Task brief:
Reproduce the data below verbatim, starting at its first line and ending with the line that contains "- verified-badge-icon: [362, 988, 386, 1020]".

Raw data

---------------

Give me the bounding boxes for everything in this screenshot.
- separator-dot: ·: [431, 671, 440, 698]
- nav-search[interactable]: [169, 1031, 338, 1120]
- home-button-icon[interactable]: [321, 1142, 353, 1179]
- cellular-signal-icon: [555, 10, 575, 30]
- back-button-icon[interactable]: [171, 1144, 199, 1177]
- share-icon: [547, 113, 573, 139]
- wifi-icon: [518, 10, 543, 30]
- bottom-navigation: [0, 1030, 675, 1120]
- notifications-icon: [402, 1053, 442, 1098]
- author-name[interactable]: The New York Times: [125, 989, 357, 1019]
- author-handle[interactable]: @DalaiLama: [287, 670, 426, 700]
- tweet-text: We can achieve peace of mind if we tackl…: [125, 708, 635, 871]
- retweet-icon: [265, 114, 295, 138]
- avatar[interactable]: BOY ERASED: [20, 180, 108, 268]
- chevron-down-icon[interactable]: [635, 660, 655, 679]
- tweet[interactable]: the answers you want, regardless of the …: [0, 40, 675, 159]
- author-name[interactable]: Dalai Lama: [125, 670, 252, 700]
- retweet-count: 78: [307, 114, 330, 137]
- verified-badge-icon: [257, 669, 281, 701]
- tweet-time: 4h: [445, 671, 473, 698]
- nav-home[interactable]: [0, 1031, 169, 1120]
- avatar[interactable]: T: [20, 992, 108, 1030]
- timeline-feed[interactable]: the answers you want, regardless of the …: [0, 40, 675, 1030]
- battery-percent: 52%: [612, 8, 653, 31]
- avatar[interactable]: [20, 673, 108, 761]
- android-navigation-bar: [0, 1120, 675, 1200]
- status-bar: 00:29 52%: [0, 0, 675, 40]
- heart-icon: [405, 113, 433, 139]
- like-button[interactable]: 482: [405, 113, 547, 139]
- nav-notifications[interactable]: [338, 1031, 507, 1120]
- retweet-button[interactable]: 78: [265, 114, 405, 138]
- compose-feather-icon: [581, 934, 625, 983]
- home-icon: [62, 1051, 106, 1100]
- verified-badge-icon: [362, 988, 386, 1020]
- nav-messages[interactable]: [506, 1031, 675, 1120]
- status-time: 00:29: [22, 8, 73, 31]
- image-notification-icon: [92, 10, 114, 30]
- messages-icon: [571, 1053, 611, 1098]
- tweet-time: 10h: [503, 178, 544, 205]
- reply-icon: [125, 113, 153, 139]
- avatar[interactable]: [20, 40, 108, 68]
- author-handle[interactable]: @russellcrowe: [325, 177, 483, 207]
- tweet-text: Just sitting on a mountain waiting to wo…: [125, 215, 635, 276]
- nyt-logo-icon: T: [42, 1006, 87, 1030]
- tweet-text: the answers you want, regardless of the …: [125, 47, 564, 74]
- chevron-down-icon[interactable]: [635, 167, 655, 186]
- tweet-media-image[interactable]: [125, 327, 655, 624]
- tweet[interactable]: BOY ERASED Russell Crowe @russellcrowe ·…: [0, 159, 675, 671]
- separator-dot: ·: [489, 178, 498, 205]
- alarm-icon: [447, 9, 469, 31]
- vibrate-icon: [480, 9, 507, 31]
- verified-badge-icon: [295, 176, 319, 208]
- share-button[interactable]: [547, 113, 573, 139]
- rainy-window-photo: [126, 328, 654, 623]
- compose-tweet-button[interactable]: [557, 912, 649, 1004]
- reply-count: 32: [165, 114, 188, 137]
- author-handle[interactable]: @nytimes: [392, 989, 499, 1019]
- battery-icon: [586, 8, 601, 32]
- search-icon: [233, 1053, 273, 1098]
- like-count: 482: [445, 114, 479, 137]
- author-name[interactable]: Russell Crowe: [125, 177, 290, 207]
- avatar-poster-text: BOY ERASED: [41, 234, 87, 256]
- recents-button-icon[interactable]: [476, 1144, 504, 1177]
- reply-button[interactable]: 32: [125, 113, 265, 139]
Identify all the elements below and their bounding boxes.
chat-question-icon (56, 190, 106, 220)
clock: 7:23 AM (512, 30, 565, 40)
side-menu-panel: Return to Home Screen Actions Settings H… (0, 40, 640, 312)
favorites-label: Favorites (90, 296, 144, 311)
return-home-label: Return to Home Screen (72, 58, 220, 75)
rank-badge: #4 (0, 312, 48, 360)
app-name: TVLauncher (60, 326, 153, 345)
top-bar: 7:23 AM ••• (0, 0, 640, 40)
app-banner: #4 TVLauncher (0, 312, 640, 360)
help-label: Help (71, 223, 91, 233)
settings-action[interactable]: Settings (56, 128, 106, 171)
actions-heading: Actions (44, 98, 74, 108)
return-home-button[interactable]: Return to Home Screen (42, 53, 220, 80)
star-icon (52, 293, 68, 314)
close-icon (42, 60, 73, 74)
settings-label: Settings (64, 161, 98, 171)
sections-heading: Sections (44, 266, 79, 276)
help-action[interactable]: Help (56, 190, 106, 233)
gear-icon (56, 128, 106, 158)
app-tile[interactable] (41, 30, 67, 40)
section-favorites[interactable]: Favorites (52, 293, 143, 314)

---------------

Exercise solution:
Give me the bounding boxes for everything in this screenshot.
- separator-dot: ·: [431, 671, 440, 698]
- nav-search[interactable]: [169, 1031, 338, 1120]
- home-button-icon[interactable]: [321, 1142, 353, 1179]
- cellular-signal-icon: [555, 10, 575, 30]
- back-button-icon[interactable]: [171, 1144, 199, 1177]
- share-icon: [547, 113, 573, 139]
- wifi-icon: [518, 10, 543, 30]
- bottom-navigation: [0, 1030, 675, 1120]
- notifications-icon: [402, 1053, 442, 1098]
- author-name[interactable]: The New York Times: [125, 989, 357, 1019]
- author-handle[interactable]: @DalaiLama: [287, 670, 426, 700]
- tweet-text: We can achieve peace of mind if we tackl…: [125, 708, 635, 871]
- retweet-icon: [265, 114, 295, 138]
- avatar[interactable]: BOY ERASED: [20, 180, 108, 268]
- chevron-down-icon[interactable]: [635, 660, 655, 679]
- tweet[interactable]: the answers you want, regardless of the …: [0, 40, 675, 159]
- author-name[interactable]: Dalai Lama: [125, 670, 252, 700]
- retweet-count: 78: [307, 114, 330, 137]
- verified-badge-icon: [257, 669, 281, 701]
- tweet-time: 4h: [445, 671, 473, 698]
- nav-home[interactable]: [0, 1031, 169, 1120]
- avatar[interactable]: T: [20, 992, 108, 1030]
- timeline-feed[interactable]: the answers you want, regardless of the …: [0, 40, 675, 1030]
- battery-percent: 52%: [612, 8, 653, 31]
- avatar[interactable]: [20, 673, 108, 761]
- android-navigation-bar: [0, 1120, 675, 1200]
- status-bar: 00:29 52%: [0, 0, 675, 40]
- heart-icon: [405, 113, 433, 139]
- like-button[interactable]: 482: [405, 113, 547, 139]
- nav-notifications[interactable]: [338, 1031, 507, 1120]
- retweet-button[interactable]: 78: [265, 114, 405, 138]
- compose-feather-icon: [581, 934, 625, 983]
- home-icon: [62, 1051, 106, 1100]
- verified-badge-icon: [362, 988, 386, 1020]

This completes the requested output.